(Extracts from a graphics dataset)
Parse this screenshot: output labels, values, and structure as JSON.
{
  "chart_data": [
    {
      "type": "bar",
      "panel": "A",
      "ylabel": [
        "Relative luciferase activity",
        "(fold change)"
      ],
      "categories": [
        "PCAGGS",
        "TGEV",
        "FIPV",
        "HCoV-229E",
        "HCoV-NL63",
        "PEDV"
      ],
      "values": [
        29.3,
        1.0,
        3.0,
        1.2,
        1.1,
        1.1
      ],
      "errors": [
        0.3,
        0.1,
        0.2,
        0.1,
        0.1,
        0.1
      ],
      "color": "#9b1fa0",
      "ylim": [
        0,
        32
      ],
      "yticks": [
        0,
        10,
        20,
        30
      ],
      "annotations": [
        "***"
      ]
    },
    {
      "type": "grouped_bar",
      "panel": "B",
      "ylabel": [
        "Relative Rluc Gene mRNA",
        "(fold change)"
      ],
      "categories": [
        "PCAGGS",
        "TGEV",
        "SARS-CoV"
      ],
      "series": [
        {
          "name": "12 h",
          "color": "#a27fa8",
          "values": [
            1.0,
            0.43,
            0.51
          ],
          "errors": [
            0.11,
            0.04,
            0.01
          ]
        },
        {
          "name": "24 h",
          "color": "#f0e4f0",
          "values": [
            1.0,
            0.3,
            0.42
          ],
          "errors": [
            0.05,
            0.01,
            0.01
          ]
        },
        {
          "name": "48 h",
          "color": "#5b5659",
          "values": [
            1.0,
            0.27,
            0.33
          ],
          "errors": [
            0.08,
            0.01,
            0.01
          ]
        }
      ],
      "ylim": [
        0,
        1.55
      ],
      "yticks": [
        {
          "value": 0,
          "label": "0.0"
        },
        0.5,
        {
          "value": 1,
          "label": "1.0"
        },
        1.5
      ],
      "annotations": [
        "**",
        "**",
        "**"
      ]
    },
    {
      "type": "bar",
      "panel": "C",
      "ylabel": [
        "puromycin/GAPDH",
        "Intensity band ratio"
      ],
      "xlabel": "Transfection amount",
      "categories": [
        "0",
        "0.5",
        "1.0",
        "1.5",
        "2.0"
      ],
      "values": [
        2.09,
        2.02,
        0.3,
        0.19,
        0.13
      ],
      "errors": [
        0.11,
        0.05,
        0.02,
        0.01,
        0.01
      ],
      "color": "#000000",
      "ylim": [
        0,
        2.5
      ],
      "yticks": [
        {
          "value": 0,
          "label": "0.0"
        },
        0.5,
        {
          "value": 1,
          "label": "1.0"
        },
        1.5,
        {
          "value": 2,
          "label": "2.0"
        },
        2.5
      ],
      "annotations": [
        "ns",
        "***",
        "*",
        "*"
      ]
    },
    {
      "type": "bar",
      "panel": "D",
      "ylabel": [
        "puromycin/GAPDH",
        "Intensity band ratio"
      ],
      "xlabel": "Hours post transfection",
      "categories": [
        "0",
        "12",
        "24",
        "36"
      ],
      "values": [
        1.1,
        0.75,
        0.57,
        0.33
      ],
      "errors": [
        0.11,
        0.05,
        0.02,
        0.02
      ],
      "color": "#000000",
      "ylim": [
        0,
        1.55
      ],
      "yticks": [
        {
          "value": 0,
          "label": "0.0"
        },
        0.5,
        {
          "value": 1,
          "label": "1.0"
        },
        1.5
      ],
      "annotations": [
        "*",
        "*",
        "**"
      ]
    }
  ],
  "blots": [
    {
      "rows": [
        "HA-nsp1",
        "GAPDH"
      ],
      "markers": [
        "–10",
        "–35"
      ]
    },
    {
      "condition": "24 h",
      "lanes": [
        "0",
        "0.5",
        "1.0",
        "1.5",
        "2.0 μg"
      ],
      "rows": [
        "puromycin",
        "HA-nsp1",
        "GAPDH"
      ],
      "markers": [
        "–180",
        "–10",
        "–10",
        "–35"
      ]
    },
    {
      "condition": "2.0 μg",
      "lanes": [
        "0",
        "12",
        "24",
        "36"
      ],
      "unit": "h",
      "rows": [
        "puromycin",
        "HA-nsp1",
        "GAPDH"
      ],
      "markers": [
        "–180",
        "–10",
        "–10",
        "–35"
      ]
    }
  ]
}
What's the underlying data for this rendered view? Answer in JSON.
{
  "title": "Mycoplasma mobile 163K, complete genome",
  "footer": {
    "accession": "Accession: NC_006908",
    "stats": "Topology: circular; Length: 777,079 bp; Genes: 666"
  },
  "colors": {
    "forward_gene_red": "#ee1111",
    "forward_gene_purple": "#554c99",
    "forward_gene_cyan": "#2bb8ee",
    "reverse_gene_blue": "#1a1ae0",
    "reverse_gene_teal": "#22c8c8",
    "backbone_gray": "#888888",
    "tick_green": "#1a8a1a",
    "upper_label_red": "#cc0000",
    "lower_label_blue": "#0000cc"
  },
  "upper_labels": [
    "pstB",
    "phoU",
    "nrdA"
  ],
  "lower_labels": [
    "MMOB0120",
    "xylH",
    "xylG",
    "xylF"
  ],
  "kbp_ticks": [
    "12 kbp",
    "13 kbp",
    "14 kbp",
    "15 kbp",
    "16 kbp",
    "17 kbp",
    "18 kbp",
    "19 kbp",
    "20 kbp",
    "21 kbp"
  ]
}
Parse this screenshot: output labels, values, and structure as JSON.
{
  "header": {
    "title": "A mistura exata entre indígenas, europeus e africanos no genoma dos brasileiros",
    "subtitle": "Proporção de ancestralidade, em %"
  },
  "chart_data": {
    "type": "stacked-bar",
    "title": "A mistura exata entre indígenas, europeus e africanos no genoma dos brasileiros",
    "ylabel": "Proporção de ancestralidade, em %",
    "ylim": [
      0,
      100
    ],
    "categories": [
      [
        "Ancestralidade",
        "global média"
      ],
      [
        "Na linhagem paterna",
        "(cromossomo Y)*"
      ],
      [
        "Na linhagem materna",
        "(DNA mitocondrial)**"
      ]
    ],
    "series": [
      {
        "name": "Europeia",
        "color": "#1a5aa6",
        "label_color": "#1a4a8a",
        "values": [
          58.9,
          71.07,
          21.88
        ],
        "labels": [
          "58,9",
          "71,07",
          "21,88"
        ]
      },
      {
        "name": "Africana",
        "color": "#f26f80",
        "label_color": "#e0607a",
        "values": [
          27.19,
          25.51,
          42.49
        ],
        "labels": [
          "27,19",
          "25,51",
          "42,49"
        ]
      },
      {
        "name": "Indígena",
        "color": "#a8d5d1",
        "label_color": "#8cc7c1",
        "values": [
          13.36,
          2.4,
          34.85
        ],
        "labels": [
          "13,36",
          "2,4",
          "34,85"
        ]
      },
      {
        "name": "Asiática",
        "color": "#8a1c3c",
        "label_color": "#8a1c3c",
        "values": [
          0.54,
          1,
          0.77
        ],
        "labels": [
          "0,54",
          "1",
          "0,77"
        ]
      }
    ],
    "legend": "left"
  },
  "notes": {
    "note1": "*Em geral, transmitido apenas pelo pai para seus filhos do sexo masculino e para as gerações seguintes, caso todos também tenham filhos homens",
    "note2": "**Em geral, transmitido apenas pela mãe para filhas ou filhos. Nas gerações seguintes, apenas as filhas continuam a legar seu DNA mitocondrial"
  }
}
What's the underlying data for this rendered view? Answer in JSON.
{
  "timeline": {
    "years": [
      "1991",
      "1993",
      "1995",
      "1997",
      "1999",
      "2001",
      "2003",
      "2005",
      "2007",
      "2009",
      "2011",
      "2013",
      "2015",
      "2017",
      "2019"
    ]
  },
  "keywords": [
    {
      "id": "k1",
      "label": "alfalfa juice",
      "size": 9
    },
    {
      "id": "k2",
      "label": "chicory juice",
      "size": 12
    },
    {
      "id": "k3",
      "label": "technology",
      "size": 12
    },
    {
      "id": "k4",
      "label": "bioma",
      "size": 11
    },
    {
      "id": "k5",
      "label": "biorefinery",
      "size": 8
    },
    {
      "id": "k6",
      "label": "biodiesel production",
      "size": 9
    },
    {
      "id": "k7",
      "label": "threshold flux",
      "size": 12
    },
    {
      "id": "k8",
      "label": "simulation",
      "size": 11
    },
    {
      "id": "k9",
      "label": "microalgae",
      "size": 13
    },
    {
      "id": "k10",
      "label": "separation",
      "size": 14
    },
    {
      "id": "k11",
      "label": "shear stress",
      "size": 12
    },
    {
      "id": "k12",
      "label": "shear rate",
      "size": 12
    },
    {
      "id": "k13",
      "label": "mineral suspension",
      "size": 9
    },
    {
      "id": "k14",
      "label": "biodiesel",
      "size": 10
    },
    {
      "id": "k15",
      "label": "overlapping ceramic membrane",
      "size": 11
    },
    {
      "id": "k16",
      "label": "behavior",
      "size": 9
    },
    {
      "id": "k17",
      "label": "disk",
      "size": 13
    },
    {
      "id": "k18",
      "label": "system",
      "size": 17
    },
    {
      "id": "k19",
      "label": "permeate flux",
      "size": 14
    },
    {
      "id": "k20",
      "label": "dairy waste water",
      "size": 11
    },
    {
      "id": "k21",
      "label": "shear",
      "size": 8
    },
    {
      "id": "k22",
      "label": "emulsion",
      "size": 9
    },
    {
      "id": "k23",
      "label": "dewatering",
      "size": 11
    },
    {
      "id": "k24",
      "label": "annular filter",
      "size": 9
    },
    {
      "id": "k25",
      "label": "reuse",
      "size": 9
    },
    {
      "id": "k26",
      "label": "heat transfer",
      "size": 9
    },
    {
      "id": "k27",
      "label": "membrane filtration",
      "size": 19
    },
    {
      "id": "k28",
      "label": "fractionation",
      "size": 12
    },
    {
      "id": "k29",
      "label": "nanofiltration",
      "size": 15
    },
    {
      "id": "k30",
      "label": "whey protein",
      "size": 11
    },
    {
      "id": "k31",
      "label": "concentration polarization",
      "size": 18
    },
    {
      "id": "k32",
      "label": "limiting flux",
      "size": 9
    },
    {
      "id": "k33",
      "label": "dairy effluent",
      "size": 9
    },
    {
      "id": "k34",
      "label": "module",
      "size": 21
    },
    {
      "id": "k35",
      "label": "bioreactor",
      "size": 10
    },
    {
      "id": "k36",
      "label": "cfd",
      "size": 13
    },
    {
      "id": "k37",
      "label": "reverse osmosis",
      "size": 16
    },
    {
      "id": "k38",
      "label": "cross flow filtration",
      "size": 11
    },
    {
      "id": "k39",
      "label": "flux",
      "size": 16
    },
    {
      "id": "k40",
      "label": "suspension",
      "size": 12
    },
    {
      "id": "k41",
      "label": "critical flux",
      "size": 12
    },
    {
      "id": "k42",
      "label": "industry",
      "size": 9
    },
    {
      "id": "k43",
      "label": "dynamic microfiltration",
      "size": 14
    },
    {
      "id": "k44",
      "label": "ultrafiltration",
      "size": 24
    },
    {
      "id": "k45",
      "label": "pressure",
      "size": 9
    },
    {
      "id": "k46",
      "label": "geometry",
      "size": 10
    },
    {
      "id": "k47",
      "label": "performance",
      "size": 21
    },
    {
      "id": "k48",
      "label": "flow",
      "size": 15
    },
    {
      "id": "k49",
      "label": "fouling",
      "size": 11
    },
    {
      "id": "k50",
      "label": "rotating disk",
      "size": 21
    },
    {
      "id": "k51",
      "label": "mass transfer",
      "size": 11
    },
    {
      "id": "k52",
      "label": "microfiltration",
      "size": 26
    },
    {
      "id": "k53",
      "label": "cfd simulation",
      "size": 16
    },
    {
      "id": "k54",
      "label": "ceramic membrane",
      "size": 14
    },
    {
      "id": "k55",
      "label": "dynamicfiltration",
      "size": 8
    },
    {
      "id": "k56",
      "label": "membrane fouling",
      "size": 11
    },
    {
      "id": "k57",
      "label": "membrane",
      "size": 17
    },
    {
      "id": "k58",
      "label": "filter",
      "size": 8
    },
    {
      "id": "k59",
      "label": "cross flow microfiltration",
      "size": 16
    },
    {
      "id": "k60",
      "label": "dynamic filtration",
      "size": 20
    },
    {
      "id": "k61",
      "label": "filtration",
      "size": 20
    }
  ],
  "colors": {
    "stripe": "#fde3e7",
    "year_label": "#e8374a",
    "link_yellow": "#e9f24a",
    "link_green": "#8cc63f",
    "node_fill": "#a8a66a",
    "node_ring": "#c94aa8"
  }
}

→ Goal of the exercise: If a line in the records holds the string "seguintes", copy it.

→ Answer space:
    "note1": "*Em geral, transmitido apenas pelo pai para seus filhos do sexo masculino e para as gerações seguintes, caso todos também tenham filhos homens",
    "note2": "**Em geral, transmitido apenas pela mãe para filhas ou filhos. Nas gerações seguintes, apenas as filhas continuam a legar seu DNA mitocondrial"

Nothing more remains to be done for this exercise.